▸ Exercises to complete:
- a) Answer these questions using the text on Ukraine:
(i) Who founded the "Kievan Rus"?
(ii) What does the name "Ukraine" translate as?
(iii) Since when has war been raging in eastern Ukraine?
- b) Retype the part of the text on Ukraine that begins at the words "Read the analysis" and stops after "Quo vadis, Ukraine?".

▸ Text block:
-- BEGIN --
The roots of today's conflict go back a long way. The "Kievan Rus", founded by Vikings as a station on an important trade route from the Baltic Sea to the Black Sea, was the nucleus of both the Russian Empire and Ukraine and Belarus. From this, people repeatedly try to deduce that these three states belong together. Peter the Great postulated from the experiences of Russia's history the necessity of extending the borders to the surrounding seas in order to secure the empire. All successors have internalised this strategy to this day.
Ukraine, the country on the border, is thus becoming the plaything of the powers.
Read the analysis of the situation by our board member Karl Walter, country desk officer for Ukraine and an excellent expert on the situation.

Further assessments of the situation: IDM Dossier UkraineIFIMES Analyse

 

Quo vadis, Ukraine?

Is Ukraine once again becoming a contested borderland in Europe?  

 
Ukraine translates as "borderland". For centuries, it has repeatedly been the land on which European powers have drawn their borders! War has been raging in eastern Ukraine since March 2014.

The daily report of the "OSCE Special Monitoring Mission to Ukraine (SMM)" of 24 January 2022 reported:

In Donetsk region, between 21.01. and 23.01.22, there were 132 border violations and 19 explosions ...
-- END --
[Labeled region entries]
-- BEGIN --
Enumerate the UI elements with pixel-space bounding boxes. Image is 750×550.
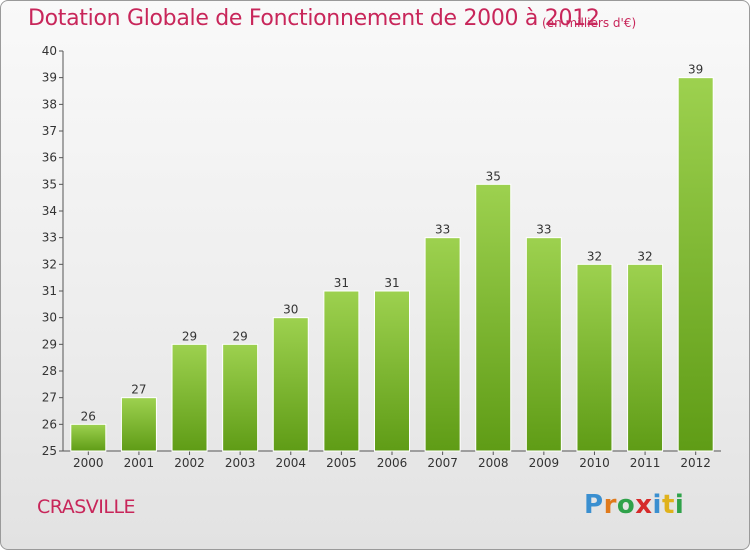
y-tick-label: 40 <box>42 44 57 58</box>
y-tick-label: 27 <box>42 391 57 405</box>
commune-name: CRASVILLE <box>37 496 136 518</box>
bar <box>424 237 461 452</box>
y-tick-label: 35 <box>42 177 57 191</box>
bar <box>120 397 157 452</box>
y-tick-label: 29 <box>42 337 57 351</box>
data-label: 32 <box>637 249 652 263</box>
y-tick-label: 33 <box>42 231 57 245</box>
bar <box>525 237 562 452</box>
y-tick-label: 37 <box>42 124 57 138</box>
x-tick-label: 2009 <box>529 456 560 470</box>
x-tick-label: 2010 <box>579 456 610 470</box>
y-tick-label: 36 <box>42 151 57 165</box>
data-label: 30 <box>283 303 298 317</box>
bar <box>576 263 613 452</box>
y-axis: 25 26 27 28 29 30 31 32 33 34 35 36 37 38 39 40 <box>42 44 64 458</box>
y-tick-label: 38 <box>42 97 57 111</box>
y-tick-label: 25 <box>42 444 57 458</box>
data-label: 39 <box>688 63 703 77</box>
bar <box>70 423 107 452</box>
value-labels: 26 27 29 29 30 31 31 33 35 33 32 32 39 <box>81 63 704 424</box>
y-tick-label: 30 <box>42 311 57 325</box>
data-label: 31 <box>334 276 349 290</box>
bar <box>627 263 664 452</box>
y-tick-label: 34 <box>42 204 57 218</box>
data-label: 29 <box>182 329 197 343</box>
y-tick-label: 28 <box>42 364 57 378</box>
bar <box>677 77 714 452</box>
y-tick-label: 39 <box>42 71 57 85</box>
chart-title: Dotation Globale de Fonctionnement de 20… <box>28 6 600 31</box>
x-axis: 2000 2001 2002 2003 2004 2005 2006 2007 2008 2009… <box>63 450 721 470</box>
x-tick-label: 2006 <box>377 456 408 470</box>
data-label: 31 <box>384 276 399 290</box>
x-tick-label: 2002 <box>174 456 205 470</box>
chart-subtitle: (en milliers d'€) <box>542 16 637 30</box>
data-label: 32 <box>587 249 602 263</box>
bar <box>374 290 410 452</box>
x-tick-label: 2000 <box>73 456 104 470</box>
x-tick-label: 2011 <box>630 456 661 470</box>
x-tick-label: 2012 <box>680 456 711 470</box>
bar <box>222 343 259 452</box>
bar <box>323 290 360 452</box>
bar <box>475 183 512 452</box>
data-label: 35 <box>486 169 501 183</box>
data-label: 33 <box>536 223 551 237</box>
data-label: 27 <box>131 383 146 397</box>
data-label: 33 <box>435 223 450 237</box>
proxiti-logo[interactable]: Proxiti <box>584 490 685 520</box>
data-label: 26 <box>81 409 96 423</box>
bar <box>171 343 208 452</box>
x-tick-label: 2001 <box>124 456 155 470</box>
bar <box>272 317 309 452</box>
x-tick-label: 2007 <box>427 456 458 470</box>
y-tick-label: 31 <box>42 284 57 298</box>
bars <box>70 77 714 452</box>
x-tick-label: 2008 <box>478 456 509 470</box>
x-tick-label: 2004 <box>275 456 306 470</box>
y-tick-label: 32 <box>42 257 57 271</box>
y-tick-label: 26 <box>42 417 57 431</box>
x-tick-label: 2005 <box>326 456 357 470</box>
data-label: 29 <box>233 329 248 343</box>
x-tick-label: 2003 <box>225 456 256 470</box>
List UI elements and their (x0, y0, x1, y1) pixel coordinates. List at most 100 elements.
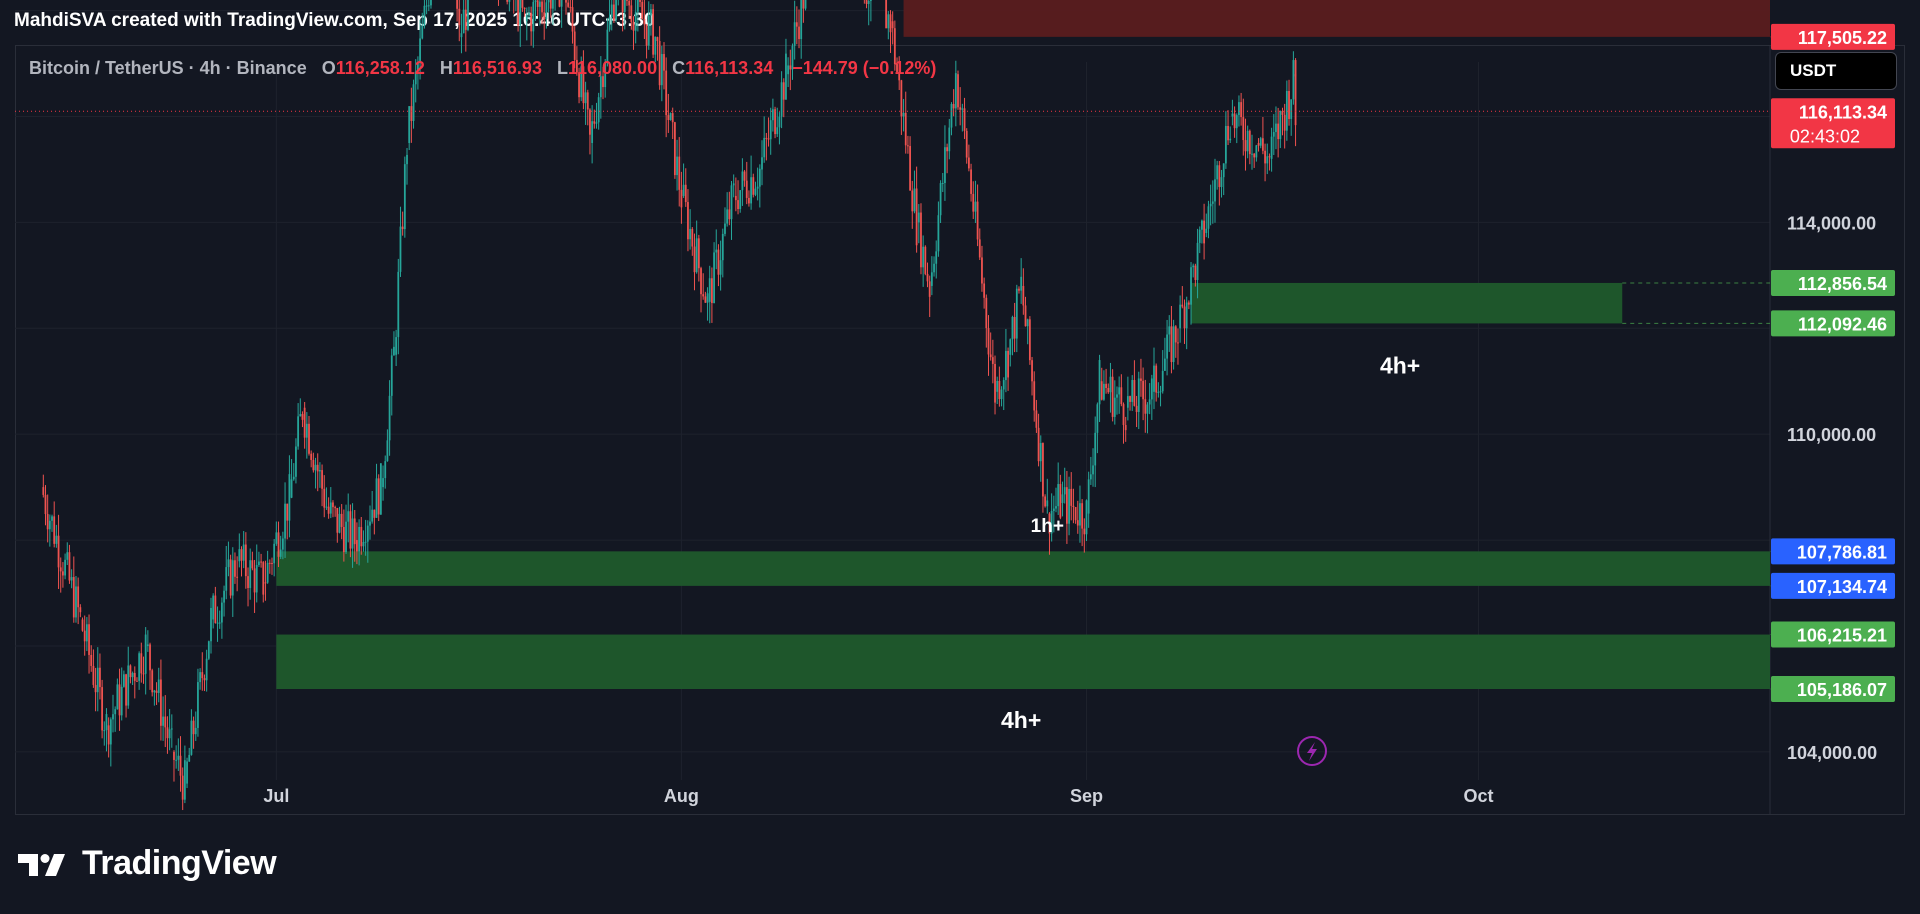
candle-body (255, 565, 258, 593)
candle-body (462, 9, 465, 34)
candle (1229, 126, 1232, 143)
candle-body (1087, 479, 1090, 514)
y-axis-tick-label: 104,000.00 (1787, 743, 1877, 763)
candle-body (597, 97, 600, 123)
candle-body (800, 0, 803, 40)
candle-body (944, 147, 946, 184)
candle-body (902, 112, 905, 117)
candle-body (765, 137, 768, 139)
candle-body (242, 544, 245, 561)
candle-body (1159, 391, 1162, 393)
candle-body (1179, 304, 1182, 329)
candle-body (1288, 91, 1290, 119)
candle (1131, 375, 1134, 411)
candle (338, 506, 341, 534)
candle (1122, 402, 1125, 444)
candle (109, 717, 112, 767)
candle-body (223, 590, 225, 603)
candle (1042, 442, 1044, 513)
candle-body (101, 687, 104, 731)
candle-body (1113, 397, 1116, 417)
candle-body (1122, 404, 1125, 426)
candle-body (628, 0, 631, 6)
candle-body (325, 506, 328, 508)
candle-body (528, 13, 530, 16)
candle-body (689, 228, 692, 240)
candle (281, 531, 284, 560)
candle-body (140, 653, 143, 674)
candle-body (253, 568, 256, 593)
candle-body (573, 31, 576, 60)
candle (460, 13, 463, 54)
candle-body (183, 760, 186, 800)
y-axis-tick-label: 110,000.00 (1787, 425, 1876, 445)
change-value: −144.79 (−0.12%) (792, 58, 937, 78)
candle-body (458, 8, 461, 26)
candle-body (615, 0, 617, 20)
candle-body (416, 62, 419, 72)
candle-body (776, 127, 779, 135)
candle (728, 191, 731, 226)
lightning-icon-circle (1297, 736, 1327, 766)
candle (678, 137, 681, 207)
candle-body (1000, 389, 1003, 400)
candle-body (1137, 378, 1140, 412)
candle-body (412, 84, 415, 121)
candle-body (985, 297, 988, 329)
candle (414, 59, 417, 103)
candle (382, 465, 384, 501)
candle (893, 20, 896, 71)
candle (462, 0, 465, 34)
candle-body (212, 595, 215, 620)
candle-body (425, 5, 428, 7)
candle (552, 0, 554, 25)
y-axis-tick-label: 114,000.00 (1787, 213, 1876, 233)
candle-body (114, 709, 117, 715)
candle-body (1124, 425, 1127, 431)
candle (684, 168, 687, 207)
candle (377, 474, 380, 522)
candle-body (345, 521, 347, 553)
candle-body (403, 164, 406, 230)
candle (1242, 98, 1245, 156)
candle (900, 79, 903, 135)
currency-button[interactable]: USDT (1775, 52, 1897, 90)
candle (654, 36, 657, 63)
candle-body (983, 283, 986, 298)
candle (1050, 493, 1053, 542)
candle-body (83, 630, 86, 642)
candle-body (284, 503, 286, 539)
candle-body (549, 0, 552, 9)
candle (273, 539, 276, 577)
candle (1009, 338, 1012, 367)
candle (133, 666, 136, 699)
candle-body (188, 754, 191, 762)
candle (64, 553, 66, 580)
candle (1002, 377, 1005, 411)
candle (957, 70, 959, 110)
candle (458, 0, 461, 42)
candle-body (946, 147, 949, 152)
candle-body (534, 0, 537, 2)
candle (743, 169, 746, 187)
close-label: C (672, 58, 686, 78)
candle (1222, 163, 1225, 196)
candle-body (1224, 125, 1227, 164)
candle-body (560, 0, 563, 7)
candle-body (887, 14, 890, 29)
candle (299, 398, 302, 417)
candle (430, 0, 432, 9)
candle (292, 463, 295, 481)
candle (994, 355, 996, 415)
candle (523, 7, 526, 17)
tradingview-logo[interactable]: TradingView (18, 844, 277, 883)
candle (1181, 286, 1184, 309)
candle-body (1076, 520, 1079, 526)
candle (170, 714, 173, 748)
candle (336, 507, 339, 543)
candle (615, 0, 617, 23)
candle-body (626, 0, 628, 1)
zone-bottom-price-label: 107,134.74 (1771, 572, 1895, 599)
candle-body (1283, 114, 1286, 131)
-- END --
▸ Outputs by task:
- a)
(i) Vikings
(ii) "Borderland"
(iii) Since March 2014

- b)
Read the analysis of the situation by our board member Karl Walter, country desk officer for Ukraine and an excellent expert on the situation.

Further assessments of the situation: IDM Dossier UkraineIFIMES Analyse

 

Quo vadis, Ukraine?